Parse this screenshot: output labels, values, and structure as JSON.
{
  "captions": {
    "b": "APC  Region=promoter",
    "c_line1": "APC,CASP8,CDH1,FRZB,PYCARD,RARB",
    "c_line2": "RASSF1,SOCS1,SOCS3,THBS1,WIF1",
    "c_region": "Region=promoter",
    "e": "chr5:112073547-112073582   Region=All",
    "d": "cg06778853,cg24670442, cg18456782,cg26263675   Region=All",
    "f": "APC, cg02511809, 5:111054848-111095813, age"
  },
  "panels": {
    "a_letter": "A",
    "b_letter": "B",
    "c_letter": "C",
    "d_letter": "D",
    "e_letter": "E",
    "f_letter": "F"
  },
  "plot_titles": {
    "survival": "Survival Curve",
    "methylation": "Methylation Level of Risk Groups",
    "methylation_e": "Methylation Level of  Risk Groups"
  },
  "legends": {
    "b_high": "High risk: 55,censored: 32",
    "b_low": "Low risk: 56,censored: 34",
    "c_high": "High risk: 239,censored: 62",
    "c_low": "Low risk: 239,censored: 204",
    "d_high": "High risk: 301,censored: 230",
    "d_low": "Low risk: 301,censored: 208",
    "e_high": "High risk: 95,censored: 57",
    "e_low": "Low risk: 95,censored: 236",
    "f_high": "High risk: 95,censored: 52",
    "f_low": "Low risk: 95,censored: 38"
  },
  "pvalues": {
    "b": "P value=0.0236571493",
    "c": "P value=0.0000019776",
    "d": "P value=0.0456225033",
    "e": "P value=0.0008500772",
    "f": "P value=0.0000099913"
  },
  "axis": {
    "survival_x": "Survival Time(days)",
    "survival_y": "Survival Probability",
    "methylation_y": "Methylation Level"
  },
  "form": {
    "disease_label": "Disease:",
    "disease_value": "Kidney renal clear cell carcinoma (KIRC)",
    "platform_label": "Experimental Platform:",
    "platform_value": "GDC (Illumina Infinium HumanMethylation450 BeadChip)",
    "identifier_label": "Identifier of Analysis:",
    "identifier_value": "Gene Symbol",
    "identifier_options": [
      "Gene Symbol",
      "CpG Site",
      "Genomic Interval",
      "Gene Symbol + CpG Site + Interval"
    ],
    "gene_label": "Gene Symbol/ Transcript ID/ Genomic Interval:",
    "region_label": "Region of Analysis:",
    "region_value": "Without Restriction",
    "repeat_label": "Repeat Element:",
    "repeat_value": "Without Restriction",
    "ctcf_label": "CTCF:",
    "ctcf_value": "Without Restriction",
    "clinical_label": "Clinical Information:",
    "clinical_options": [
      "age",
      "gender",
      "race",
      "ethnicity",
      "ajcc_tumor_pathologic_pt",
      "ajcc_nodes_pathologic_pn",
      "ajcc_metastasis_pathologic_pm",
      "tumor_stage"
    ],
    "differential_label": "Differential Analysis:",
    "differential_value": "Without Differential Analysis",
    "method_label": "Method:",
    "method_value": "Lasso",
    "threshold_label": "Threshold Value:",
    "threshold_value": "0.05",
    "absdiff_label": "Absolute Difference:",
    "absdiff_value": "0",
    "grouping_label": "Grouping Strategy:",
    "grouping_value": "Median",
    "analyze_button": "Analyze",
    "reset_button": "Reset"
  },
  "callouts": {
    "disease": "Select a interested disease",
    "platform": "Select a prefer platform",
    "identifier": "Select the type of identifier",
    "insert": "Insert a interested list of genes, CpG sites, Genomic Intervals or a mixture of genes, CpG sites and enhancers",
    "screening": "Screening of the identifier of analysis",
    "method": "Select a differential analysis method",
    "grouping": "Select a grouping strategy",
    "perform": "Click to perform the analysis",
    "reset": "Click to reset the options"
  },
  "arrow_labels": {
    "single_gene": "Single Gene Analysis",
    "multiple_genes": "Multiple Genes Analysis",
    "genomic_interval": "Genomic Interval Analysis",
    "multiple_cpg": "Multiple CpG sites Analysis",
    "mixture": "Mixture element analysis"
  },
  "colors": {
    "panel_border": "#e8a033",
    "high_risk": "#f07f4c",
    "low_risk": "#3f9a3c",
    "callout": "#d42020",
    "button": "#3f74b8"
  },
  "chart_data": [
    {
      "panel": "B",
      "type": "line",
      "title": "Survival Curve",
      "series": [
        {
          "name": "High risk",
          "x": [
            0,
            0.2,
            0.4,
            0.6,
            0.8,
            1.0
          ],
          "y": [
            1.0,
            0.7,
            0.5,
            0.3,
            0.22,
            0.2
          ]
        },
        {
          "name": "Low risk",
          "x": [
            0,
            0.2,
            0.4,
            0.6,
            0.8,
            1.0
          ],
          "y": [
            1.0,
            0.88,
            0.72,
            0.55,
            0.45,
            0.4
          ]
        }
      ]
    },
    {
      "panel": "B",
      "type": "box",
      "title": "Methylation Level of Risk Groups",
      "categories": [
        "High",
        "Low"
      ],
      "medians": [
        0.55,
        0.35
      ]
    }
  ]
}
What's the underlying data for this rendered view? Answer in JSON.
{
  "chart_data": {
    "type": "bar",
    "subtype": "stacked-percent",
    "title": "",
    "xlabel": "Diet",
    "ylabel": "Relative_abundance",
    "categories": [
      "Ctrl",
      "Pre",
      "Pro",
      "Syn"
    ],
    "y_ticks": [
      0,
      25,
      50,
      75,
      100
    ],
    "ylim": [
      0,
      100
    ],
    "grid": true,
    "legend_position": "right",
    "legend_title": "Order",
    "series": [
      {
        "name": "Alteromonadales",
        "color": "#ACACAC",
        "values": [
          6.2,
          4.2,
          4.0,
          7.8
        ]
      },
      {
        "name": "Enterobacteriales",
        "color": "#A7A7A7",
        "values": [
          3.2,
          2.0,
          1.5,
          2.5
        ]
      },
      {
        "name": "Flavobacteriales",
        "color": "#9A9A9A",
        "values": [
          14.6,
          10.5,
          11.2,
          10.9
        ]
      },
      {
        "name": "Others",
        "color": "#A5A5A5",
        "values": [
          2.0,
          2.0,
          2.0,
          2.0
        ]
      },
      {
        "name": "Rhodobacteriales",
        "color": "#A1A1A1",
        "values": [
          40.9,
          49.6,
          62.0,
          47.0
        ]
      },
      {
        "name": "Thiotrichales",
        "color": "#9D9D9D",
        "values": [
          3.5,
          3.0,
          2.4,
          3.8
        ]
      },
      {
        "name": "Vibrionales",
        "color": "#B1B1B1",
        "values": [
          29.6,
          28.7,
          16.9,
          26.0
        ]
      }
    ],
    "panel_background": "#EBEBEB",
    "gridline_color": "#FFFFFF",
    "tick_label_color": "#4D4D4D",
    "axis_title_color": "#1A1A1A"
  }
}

**Aim of the exercise**: Output the data above without altering a line.

**Solution to this problem**:
Parse this screenshot: output labels, values, and structure as JSON.
{
  "captions": {
    "b": "APC  Region=promoter",
    "c_line1": "APC,CASP8,CDH1,FRZB,PYCARD,RARB",
    "c_line2": "RASSF1,SOCS1,SOCS3,THBS1,WIF1",
    "c_region": "Region=promoter",
    "e": "chr5:112073547-112073582   Region=All",
    "d": "cg06778853,cg24670442, cg18456782,cg26263675   Region=All",
    "f": "APC, cg02511809, 5:111054848-111095813, age"
  },
  "panels": {
    "a_letter": "A",
    "b_letter": "B",
    "c_letter": "C",
    "d_letter": "D",
    "e_letter": "E",
    "f_letter": "F"
  },
  "plot_titles": {
    "survival": "Survival Curve",
    "methylation": "Methylation Level of Risk Groups",
    "methylation_e": "Methylation Level of  Risk Groups"
  },
  "legends": {
    "b_high": "High risk: 55,censored: 32",
    "b_low": "Low risk: 56,censored: 34",
    "c_high": "High risk: 239,censored: 62",
    "c_low": "Low risk: 239,censored: 204",
    "d_high": "High risk: 301,censored: 230",
    "d_low": "Low risk: 301,censored: 208",
    "e_high": "High risk: 95,censored: 57",
    "e_low": "Low risk: 95,censored: 236",
    "f_high": "High risk: 95,censored: 52",
    "f_low": "Low risk: 95,censored: 38"
  },
  "pvalues": {
    "b": "P value=0.0236571493",
    "c": "P value=0.0000019776",
    "d": "P value=0.0456225033",
    "e": "P value=0.0008500772",
    "f": "P value=0.0000099913"
  },
  "axis": {
    "survival_x": "Survival Time(days)",
    "survival_y": "Survival Probability",
    "methylation_y": "Methylation Level"
  },
  "form": {
    "disease_label": "Disease:",
    "disease_value": "Kidney renal clear cell carcinoma (KIRC)",
    "platform_label": "Experimental Platform:",
    "platform_value": "GDC (Illumina Infinium HumanMethylation450 BeadChip)",
    "identifier_label": "Identifier of Analysis:",
    "identifier_value": "Gene Symbol",
    "identifier_options": [
      "Gene Symbol",
      "CpG Site",
      "Genomic Interval",
      "Gene Symbol + CpG Site + Interval"
    ],
    "gene_label": "Gene Symbol/ Transcript ID/ Genomic Interval:",
    "region_label": "Region of Analysis:",
    "region_value": "Without Restriction",
    "repeat_label": "Repeat Element:",
    "repeat_value": "Without Restriction",
    "ctcf_label": "CTCF:",
    "ctcf_value": "Without Restriction",
    "clinical_label": "Clinical Information:",
    "clinical_options": [
      "age",
      "gender",
      "race",
      "ethnicity",
      "ajcc_tumor_pathologic_pt",
      "ajcc_nodes_pathologic_pn",
      "ajcc_metastasis_pathologic_pm",
      "tumor_stage"
    ],
    "differential_label": "Differential Analysis:",
    "differential_value": "Without Differential Analysis",
    "method_label": "Method:",
    "method_value": "Lasso",
    "threshold_label": "Threshold Value:",
    "threshold_value": "0.05",
    "absdiff_label": "Absolute Difference:",
    "absdiff_value": "0",
    "grouping_label": "Grouping Strategy:",
    "grouping_value": "Median",
    "analyze_button": "Analyze",
    "reset_button": "Reset"
  },
  "callouts": {
    "disease": "Select a interested disease",
    "platform": "Select a prefer platform",
    "identifier": "Select the type of identifier",
    "insert": "Insert a interested list of genes, CpG sites, Genomic Intervals or a mixture of genes, CpG sites and enhancers",
    "screening": "Screening of the identifier of analysis",
    "method": "Select a differential analysis method",
    "grouping": "Select a grouping strategy",
    "perform": "Click to perform the analysis",
    "reset": "Click to reset the options"
  },
  "arrow_labels": {
    "single_gene": "Single Gene Analysis",
    "multiple_genes": "Multiple Genes Analysis",
    "genomic_interval": "Genomic Interval Analysis",
    "multiple_cpg": "Multiple CpG sites Analysis",
    "mixture": "Mixture element analysis"
  },
  "colors": {
    "panel_border": "#e8a033",
    "high_risk": "#f07f4c",
    "low_risk": "#3f9a3c",
    "callout": "#d42020",
    "button": "#3f74b8"
  },
  "chart_data": [
    {
      "panel": "B",
      "type": "line",
      "title": "Survival Curve",
      "series": [
        {
          "name": "High risk",
          "x": [
            0,
            0.2,
            0.4,
            0.6,
            0.8,
            1.0
          ],
          "y": [
            1.0,
            0.7,
            0.5,
            0.3,
            0.22,
            0.2
          ]
        },
        {
          "name": "Low risk",
          "x": [
            0,
            0.2,
            0.4,
            0.6,
            0.8,
            1.0
          ],
          "y": [
            1.0,
            0.88,
            0.72,
            0.55,
            0.45,
            0.4
          ]
        }
      ]
    },
    {
      "panel": "B",
      "type": "box",
      "title": "Methylation Level of Risk Groups",
      "categories": [
        "High",
        "Low"
      ],
      "medians": [
        0.55,
        0.35
      ]
    }
  ]
}
What's the underlying data for this rendered view? Answer in JSON.
{
  "chart_data": {
    "type": "bar",
    "subtype": "stacked-percent",
    "title": "",
    "xlabel": "Diet",
    "ylabel": "Relative_abundance",
    "categories": [
      "Ctrl",
      "Pre",
      "Pro",
      "Syn"
    ],
    "y_ticks": [
      0,
      25,
      50,
      75,
      100
    ],
    "ylim": [
      0,
      100
    ],
    "grid": true,
    "legend_position": "right",
    "legend_title": "Order",
    "series": [
      {
        "name": "Alteromonadales",
        "color": "#ACACAC",
        "values": [
          6.2,
          4.2,
          4.0,
          7.8
        ]
      },
      {
        "name": "Enterobacteriales",
        "color": "#A7A7A7",
        "values": [
          3.2,
          2.0,
          1.5,
          2.5
        ]
      },
      {
        "name": "Flavobacteriales",
        "color": "#9A9A9A",
        "values": [
          14.6,
          10.5,
          11.2,
          10.9
        ]
      },
      {
        "name": "Others",
        "color": "#A5A5A5",
        "values": [
          2.0,
          2.0,
          2.0,
          2.0
        ]
      },
      {
        "name": "Rhodobacteriales",
        "color": "#A1A1A1",
        "values": [
          40.9,
          49.6,
          62.0,
          47.0
        ]
      },
      {
        "name": "Thiotrichales",
        "color": "#9D9D9D",
        "values": [
          3.5,
          3.0,
          2.4,
          3.8
        ]
      },
      {
        "name": "Vibrionales",
        "color": "#B1B1B1",
        "values": [
          29.6,
          28.7,
          16.9,
          26.0
        ]
      }
    ],
    "panel_background": "#EBEBEB",
    "gridline_color": "#FFFFFF",
    "tick_label_color": "#4D4D4D",
    "axis_title_color": "#1A1A1A"
  }
}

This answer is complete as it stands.